Excerto do documento:
Crime de falsas declarações. Amnistia do crime. Idade do arguido. Aplicação de jurisprudência fixada pelo STJ. Revogação de decisão intercalar. Efeitos anulatórios da tramitação processual subsequente

CRIME DE FALSAS DECLARAÇÕES. AMNISTIA DO CRIME. IDADE DO ARGUIDO. APLICAÇÃO DE JURISPRUDÊNCIA FIXADA PELO STJ. REVOGAÇÃO DE DECISÃO INTERCALAR. EFEITOS ANULATÓRIOS DA TRAMITAÇÃO PROCESSUAL SUBSEQUENTE
RECURSO CRIMINAL Nº 163/23.7GAMGR.C1
Relator: SANDRA FERREIRA
Data do Acórdão: 11-03-2026
Tribunal: JUÍZO DE COMPETÊNCIA GENÉRICA DA MARINHA GRANDE – TRIBUNAL JUDICIAL DA COMARCA DE LEIRIA
Legislação: ARTIGOS 282º, Nº 3 DA CRP, 13º DO CC, 4º E 445º, Nº 1 DO CPP, 695º, Nº 3 DO CPC E LEI Nº 38-A/2023, DE 20/8.
Sumário:
1. A 31.10.2025 foi publicado o Acórdão do Supremo Tribunal de Justiça nº 12/2025 [DR Série 1 de 31.10.2025] que fixou jurisprudência nos seguintes termos: «A expressão ‘por pessoas que tenham entre 16 e 30 anos de idade à data da prática do facto’, do artigo 2.º, n.º 1, da Lei n.º 38-A/2023, de 2 de Agosto, abrange apenas quem ainda não tenha atingido 30 anos de idade à data da prática do facto».
2. Nos termos do art. 445º, nº 3, do CPP, a decisão que resolver o conflito não constitui jurisprudência obrigatória para os tribunais judiciais mas estes devem fundamentar as divergências relativas à jurisprudência fixada naquela decisão.

Tarefas a realizar:
A) Enumere todos os temas indicados no título do acórdão.
B) Diga se cada afirmação está de acordo com o acórdão e cite as palavras que o comprovam.
(i) O Acórdão do Supremo Tribunal de Justiça nº 12/2025 foi publicado a 31.10.2025.
(ii) Segundo o art. 445º, nº 3, do CPP, a decisão que resolve o conflito constitui jurisprudência obrigatória para os tribunais judiciais.
(iii) A jurisprudência fixada considera que a expressão da Lei n.º 38-A/2023 abrange também quem já tenha completado 30 anos à data da prática do facto.
Os itens que se seguem provêm de uma fonte distinta da do acórdão.

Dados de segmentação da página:
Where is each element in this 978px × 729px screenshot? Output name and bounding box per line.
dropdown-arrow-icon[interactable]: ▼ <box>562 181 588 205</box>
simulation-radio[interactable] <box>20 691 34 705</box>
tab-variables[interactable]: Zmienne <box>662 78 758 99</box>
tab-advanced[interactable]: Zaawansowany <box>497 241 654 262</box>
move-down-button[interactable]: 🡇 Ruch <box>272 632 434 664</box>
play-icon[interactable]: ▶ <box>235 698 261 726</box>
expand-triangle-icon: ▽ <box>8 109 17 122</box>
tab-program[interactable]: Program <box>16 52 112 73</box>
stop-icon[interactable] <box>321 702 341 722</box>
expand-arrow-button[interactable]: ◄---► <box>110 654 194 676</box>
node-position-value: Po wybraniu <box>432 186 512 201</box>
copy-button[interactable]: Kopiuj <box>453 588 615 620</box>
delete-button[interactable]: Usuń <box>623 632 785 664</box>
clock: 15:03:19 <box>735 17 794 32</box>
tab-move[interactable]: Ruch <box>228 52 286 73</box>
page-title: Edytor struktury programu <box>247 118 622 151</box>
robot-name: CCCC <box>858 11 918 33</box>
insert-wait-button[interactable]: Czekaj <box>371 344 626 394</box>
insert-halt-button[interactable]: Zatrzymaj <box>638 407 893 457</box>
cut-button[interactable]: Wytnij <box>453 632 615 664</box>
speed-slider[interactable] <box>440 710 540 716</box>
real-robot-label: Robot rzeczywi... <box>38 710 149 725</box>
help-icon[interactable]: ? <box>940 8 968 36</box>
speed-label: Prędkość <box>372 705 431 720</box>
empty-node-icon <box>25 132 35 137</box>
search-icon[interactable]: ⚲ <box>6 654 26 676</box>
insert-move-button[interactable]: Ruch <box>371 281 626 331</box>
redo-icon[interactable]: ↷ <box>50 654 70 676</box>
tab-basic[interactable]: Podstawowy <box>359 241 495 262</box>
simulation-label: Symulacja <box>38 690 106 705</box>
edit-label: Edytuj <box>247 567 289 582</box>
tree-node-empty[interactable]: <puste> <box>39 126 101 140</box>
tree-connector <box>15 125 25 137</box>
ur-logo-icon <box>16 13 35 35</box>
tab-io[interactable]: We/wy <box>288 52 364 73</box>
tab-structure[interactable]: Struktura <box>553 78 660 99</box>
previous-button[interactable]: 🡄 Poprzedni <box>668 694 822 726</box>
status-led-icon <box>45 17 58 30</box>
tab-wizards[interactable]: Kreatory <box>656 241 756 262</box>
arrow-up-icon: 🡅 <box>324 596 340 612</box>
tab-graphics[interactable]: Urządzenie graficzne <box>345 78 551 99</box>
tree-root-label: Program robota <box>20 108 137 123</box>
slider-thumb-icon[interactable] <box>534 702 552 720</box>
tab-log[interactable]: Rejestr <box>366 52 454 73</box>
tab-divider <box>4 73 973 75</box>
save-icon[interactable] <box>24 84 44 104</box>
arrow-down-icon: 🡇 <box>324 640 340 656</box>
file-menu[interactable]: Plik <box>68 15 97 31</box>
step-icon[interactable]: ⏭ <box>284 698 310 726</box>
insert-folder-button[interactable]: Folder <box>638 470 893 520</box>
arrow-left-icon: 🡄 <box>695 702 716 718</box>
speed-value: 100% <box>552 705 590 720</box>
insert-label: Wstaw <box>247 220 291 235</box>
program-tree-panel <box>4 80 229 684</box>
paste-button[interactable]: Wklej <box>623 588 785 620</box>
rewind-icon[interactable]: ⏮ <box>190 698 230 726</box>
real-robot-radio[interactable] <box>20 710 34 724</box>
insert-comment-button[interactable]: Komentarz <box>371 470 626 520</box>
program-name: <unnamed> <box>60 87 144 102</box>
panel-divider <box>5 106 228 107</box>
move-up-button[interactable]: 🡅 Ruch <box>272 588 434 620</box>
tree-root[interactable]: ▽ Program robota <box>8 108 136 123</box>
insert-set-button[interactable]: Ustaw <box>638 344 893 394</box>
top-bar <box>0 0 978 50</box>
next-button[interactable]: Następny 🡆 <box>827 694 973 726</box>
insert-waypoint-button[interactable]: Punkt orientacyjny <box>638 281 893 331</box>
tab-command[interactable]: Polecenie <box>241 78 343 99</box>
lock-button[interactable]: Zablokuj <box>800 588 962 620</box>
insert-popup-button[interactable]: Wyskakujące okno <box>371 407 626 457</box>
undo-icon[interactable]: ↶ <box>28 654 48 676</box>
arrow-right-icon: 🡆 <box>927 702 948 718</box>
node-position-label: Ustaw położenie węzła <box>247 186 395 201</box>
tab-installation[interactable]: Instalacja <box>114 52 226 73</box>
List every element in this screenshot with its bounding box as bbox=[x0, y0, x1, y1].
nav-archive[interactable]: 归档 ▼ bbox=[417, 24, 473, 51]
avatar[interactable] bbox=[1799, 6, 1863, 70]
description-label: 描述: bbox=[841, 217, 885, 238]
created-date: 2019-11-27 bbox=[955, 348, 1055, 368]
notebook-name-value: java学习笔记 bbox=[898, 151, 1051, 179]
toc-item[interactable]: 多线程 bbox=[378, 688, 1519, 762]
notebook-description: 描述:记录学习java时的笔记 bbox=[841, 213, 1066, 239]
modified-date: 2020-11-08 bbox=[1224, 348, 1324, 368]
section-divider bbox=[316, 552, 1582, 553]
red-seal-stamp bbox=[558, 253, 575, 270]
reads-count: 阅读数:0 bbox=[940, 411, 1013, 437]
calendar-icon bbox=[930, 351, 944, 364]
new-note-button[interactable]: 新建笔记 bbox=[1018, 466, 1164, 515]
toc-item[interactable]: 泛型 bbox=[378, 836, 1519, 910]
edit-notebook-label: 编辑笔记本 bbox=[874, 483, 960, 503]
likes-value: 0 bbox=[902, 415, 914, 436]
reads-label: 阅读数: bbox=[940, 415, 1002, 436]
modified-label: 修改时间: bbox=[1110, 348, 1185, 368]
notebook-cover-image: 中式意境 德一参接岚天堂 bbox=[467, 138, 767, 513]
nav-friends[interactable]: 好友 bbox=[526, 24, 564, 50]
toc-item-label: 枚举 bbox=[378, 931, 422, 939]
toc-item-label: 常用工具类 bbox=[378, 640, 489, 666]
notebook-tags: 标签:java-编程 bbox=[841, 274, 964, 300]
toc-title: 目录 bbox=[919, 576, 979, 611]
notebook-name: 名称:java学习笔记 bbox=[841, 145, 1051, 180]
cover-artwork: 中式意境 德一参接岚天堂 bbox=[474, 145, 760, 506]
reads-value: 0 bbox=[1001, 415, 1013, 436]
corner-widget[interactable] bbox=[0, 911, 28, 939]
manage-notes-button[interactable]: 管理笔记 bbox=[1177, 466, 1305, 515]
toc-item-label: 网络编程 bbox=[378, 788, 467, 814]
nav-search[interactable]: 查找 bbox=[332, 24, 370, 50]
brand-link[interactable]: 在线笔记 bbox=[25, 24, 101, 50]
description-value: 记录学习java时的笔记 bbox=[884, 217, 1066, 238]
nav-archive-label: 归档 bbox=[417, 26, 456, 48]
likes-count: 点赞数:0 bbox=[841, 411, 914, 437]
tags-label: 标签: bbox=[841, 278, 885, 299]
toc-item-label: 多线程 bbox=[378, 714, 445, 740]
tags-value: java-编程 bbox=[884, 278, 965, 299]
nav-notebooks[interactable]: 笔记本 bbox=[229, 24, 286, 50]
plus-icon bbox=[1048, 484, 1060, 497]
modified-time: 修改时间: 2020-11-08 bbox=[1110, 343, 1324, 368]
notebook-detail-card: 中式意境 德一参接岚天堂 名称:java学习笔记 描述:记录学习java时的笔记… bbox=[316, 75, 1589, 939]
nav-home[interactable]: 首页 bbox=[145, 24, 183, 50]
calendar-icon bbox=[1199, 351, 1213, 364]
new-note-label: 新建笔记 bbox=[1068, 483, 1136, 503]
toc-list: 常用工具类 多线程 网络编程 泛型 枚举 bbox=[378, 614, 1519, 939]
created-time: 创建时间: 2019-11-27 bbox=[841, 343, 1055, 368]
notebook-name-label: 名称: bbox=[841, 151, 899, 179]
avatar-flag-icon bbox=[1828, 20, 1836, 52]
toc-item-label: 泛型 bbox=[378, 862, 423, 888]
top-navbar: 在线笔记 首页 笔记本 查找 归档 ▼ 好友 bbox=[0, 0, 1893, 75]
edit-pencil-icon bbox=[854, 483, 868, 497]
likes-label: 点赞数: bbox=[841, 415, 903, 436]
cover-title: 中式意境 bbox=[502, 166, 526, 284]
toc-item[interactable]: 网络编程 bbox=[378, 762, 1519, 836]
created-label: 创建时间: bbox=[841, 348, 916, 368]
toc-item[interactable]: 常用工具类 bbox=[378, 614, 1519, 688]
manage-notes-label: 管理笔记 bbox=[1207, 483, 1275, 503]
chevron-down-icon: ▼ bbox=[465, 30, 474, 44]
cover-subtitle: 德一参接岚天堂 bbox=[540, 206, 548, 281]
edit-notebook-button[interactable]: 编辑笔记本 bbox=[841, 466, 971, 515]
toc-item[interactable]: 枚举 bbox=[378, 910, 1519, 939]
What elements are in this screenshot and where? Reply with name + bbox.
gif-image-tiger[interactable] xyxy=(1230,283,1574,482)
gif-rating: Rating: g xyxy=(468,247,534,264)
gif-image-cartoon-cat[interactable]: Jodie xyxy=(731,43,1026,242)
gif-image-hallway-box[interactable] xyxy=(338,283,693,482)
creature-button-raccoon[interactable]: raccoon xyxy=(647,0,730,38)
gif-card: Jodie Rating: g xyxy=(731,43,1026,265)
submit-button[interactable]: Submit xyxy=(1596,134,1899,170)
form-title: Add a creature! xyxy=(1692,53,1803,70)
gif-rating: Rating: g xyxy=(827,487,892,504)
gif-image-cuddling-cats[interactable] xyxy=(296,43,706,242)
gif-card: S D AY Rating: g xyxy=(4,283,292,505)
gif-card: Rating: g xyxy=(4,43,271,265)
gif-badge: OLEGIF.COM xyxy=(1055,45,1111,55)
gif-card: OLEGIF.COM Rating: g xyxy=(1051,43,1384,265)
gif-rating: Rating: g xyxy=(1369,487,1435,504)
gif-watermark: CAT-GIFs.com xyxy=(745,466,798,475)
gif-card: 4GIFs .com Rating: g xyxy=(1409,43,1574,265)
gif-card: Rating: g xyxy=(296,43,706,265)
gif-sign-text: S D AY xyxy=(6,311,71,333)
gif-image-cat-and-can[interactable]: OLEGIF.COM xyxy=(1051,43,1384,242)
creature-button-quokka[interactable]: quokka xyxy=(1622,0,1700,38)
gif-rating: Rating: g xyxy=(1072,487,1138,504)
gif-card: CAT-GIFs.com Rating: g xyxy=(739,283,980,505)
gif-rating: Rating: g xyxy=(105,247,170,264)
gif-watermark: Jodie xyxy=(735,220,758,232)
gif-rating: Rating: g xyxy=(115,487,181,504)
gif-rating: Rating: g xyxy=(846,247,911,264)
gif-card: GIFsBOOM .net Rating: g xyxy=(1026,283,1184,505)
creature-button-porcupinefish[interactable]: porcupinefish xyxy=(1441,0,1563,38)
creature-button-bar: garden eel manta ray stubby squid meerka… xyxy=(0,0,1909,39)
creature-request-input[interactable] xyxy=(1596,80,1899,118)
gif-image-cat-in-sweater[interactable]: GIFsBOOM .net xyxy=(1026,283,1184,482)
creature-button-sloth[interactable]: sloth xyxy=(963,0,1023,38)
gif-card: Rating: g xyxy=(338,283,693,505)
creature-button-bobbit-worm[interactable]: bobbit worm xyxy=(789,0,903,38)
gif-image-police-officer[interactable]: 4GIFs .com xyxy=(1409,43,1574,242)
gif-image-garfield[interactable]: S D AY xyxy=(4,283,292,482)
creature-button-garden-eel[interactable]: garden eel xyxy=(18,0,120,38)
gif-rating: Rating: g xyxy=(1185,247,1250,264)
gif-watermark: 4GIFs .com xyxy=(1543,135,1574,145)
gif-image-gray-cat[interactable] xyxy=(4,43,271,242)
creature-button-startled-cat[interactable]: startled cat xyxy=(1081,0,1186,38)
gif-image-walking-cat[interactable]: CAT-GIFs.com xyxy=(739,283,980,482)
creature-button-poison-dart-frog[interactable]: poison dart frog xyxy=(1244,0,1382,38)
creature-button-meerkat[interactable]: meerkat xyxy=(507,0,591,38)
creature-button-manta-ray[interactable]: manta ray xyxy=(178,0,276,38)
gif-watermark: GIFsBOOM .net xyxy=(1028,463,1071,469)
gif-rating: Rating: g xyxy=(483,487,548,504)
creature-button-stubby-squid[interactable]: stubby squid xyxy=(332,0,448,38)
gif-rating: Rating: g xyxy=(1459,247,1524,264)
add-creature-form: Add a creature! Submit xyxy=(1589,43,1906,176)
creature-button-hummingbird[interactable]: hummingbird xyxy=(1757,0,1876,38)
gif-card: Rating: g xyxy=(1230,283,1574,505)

Respostas por item:
A)
- Crime de falsas declarações
- Amnistia do crime
- Idade do arguido
- Aplicação de jurisprudência fixada pelo STJ
- Revogação de decisão intercalar
- Efeitos anulatórios da tramitação processual subsequente

B)
(i) Sim: «A 31.10.2025 foi publicado o Acórdão do Supremo Tribunal de Justiça nº 12/2025».
(ii) Não: «a decisão que resolver o conflito não constitui jurisprudência obrigatória para os tribunais judiciais».
(iii) Não: «abrange apenas quem ainda não tenha atingido 30 anos de idade à data da prática do facto».